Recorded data

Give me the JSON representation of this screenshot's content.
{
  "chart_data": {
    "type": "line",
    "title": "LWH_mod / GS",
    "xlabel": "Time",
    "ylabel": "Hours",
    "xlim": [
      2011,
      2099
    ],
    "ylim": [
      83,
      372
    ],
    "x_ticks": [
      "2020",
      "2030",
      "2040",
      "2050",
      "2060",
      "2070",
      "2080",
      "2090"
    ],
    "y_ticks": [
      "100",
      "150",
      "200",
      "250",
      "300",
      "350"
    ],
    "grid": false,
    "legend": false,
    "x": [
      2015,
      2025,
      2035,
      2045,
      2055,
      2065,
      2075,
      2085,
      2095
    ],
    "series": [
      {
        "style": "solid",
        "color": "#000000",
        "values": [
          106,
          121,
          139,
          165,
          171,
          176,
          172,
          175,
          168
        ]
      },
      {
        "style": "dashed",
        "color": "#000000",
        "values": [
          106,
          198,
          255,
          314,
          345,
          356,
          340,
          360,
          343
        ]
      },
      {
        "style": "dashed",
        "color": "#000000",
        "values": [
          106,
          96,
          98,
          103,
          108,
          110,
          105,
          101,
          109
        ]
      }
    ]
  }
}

What you are asked to do:
Write the whole listing out again. Keep every line exactly as it is.

Response to the task:
Give me the JSON representation of this screenshot's content.
{
  "chart_data": {
    "type": "line",
    "title": "LWH_mod / GS",
    "xlabel": "Time",
    "ylabel": "Hours",
    "xlim": [
      2011,
      2099
    ],
    "ylim": [
      83,
      372
    ],
    "x_ticks": [
      "2020",
      "2030",
      "2040",
      "2050",
      "2060",
      "2070",
      "2080",
      "2090"
    ],
    "y_ticks": [
      "100",
      "150",
      "200",
      "250",
      "300",
      "350"
    ],
    "grid": false,
    "legend": false,
    "x": [
      2015,
      2025,
      2035,
      2045,
      2055,
      2065,
      2075,
      2085,
      2095
    ],
    "series": [
      {
        "style": "solid",
        "color": "#000000",
        "values": [
          106,
          121,
          139,
          165,
          171,
          176,
          172,
          175,
          168
        ]
      },
      {
        "style": "dashed",
        "color": "#000000",
        "values": [
          106,
          198,
          255,
          314,
          345,
          356,
          340,
          360,
          343
        ]
      },
      {
        "style": "dashed",
        "color": "#000000",
        "values": [
          106,
          96,
          98,
          103,
          108,
          110,
          105,
          101,
          109
        ]
      }
    ]
  }
}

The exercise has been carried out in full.